• What needs to be done:
Extract and list every line that contains the word "name".

### Task data ###

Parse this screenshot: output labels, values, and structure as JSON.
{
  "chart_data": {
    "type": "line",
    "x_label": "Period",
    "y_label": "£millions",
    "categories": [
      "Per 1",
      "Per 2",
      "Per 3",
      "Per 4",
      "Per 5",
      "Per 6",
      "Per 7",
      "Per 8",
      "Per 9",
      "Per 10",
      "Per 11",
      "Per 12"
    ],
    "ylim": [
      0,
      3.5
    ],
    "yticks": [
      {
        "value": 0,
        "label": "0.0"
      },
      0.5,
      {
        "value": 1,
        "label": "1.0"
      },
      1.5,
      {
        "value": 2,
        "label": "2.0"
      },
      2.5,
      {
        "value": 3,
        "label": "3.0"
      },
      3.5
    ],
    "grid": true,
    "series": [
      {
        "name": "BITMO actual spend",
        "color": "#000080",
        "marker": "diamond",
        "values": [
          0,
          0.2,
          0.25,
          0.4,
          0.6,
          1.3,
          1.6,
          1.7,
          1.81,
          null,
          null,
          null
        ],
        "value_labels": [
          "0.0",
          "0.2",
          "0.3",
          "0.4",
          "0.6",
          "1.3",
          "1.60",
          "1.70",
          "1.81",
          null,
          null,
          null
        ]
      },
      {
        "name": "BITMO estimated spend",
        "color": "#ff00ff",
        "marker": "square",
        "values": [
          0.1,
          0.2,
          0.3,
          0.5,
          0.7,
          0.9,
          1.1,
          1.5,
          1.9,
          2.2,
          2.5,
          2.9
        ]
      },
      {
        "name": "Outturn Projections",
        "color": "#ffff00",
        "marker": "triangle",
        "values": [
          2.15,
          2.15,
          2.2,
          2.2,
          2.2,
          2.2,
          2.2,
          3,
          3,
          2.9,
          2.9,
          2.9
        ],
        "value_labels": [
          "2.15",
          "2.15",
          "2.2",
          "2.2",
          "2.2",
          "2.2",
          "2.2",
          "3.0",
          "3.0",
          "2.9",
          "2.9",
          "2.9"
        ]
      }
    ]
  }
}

###

• Solution to the exercise:
        "name": "BITMO actual spend",
        "name": "BITMO estimated spend",
        "name": "Outturn Projections",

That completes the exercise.